__Exercise requirements__.
Extend the reflection on the atmosphere of certain places, picking up after its final sentence.

__Excerpt to read__.
══════

Thursday, 23 October 2014

Atmosphere



I have long noted that certain places, for me as also for many other people, have what I would describe as an ‘atmosphere’ – a psychological sense of something other, an eventful presence, a lingering memory. I have placed the word atmosphere in quotation marks not to belittle it but to indicate that we may not all have the same appreciation of this ‘out of the ordinariness’ and what it might mean. Out of the ordinary certainly, but by no means ‘spooky’ in my opinion – the location with ambience is nearly always in the open air and is always experienced in broad daylight.

The atmosphere that comes to awareness may have a feeling of events past, though still in some way evident, a characteristic of heightened emotionality or a significance in the light of a person’s particular understanding of the nature of the Cosmos. Other people sensing the atmosphere of a place may also experience a feeling of déjà vu along with the ambience of the location, although this does not apply in my case.

While the presence of an atmospheric location for an individual person will always be affecting for them - and is sometimes disquieting too, for me at least there is a relatively small number of significantly atmospheric places, possibly because I have not deliberately sought them out. Perhaps this is just as well, one would not wish to be overwhelmed. In those atmospheric locations that I have come across however the atmosphere is strong, consistent and persistent over time. Certainly for my part I have no intention of playing down this personal experience and so declining an opportunity to share with others and the insight that may be present as a result.

══════

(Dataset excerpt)
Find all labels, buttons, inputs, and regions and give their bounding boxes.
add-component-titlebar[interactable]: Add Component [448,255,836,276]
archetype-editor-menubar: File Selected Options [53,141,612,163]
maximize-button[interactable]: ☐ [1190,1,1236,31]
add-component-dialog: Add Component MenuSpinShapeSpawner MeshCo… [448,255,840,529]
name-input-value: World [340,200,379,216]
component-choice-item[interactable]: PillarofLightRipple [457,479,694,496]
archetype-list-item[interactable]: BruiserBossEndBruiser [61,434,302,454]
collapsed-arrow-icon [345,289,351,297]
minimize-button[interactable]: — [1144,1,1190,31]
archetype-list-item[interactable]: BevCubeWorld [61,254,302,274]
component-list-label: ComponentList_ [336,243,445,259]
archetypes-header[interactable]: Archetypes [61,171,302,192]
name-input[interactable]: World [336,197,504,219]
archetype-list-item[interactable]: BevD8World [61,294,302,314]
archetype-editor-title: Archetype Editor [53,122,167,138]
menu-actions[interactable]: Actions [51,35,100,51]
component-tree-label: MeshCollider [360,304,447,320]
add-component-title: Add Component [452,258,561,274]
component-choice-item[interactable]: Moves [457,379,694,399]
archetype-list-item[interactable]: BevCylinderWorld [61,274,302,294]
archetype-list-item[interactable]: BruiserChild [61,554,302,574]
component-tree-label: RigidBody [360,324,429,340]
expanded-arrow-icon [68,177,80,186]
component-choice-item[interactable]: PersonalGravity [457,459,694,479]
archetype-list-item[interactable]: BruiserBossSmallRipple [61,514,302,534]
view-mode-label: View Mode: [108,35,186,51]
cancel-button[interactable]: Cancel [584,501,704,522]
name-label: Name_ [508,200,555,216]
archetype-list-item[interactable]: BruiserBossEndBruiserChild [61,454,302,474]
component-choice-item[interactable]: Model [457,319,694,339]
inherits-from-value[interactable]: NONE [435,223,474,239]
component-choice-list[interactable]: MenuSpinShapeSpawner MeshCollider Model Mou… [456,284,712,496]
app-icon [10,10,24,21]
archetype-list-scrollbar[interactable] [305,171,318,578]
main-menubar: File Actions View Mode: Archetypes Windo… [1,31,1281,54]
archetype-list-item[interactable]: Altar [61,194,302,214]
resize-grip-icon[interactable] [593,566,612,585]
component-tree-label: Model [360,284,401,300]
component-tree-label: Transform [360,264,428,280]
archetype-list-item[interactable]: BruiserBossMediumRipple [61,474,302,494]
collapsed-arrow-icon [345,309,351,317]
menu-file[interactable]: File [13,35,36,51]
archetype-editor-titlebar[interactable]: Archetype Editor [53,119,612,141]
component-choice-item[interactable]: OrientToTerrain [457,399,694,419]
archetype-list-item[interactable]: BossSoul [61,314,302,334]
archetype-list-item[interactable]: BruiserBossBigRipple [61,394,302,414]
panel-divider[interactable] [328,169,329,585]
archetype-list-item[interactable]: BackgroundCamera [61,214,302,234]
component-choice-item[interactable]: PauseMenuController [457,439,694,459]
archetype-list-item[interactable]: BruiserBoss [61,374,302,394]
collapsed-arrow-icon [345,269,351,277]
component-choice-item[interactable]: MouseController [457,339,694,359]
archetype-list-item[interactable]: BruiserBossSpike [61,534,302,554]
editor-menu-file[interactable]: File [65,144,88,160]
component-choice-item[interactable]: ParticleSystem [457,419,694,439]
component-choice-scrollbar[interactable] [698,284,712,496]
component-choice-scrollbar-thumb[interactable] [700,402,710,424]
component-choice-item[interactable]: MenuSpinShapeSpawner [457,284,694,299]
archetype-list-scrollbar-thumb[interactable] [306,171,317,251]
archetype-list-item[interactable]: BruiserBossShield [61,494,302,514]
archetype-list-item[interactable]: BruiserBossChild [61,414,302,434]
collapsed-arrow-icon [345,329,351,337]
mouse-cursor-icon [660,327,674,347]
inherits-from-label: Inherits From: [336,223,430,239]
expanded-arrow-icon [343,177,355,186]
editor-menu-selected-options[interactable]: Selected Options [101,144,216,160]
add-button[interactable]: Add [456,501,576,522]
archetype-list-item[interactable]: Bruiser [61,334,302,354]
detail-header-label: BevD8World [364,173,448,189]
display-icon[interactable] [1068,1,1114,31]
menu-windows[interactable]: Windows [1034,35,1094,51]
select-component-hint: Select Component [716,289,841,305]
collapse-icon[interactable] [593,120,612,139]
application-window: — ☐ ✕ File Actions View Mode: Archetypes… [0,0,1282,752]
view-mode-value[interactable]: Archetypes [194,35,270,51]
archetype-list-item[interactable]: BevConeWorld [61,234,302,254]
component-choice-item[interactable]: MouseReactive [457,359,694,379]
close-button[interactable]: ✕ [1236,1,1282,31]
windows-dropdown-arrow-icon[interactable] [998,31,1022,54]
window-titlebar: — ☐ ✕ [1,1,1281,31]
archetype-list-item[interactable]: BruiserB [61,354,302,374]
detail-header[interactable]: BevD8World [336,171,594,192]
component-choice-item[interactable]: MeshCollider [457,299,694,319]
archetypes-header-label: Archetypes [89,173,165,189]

══════

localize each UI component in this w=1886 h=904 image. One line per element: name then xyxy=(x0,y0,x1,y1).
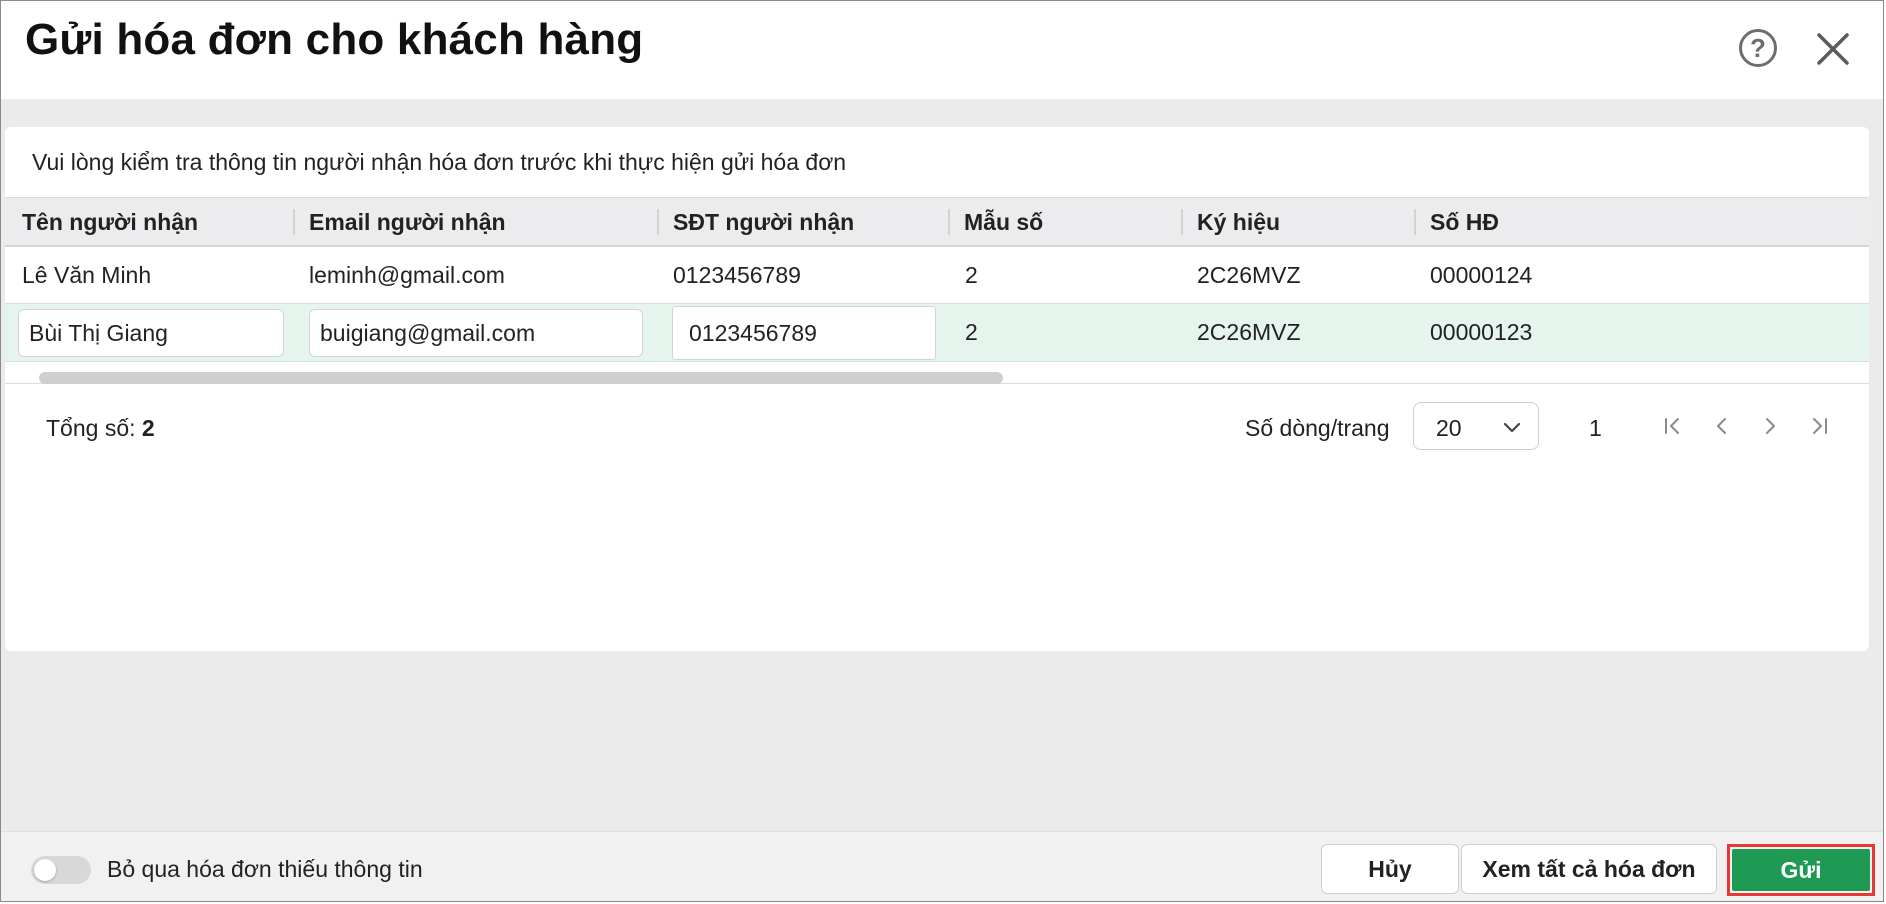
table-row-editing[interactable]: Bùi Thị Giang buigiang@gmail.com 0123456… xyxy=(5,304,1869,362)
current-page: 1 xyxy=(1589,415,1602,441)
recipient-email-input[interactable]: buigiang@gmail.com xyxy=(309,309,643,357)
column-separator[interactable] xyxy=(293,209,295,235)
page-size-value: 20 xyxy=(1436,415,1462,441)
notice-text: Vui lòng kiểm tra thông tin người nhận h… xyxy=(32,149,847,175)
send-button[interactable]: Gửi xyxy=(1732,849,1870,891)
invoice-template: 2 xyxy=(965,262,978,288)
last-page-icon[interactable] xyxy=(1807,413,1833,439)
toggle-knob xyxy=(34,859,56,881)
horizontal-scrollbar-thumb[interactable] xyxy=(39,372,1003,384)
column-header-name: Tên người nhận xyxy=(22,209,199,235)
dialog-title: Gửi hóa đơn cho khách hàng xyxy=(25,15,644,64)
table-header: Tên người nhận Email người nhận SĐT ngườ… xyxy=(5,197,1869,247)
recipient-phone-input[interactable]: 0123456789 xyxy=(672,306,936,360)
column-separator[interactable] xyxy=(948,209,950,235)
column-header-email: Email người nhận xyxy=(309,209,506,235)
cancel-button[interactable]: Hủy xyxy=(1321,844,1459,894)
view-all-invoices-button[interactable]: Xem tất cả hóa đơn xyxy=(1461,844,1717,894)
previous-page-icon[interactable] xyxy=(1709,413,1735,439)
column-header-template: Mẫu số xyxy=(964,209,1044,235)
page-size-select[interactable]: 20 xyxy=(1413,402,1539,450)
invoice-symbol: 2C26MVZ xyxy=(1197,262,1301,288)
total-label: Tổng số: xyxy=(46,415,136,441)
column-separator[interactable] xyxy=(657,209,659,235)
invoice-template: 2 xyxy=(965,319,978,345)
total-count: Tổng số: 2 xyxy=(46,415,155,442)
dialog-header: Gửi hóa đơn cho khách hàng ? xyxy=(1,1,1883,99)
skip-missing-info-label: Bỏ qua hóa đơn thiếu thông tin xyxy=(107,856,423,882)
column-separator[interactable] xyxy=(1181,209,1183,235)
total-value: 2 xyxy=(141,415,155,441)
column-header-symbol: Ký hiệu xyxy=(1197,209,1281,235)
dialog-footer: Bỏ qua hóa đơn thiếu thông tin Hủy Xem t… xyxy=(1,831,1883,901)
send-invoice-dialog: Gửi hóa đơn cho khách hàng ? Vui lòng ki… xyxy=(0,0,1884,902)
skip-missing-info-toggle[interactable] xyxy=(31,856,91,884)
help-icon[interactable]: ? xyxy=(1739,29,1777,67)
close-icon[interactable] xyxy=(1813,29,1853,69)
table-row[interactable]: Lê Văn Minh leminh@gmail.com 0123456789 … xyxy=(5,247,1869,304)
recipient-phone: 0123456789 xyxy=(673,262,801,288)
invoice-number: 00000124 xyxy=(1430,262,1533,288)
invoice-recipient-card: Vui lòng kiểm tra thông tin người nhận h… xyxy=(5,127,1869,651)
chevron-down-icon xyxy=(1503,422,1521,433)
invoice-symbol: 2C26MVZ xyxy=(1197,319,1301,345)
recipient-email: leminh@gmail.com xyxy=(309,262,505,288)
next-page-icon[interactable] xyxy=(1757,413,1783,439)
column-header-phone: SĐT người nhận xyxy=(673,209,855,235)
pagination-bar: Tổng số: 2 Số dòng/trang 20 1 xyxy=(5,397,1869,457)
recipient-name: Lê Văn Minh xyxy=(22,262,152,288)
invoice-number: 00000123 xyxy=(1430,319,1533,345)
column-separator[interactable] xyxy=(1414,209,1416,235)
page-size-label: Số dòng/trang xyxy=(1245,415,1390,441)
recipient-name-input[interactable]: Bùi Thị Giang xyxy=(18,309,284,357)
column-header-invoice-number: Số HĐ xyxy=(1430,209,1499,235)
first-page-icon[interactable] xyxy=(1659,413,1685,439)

══════

__Solved problem__.
I think that a lot of people who have had similar experiences of atmosphere are deterred from talking about them for fear of being made to appear foolish by those people who are easily unsettled by any questioning of the ‘ordinariness’ and comprehensibility of their world. If this is so, then let me be the fool on their behalf. In my view the world is very far from being an ‘ordinary’ place and although it cannot be an inconsistent or illogical one, there are many properties that can seem strange to our current understanding, there are multitudinous unplumbed depths and our present knowledge of time, space and matter is far from being complete and is also subject to periodic upheavals as research progresses.

Two of the most atmospheric places that I know are, not surprisingly, quite near to where I live in Birmingham and they are also close to each other. The first location is Wychbury Hill. I’m not referring here to the unusual and precarious obelisk or to the notorious crime that took place near there but to part of the woods further back and some way down from the top of the hill.

Whenever I go to this place I have the sense of a lot of people, as a mind’s eye impression from many centuries ago, possibly during the Iron Age, running chaotically - presumably to save themselves from some threat, real or presumed, emanating from what or from whom I do not know. Although I would dearly like to understand more, I am in truth aware of little else and it doesn’t change.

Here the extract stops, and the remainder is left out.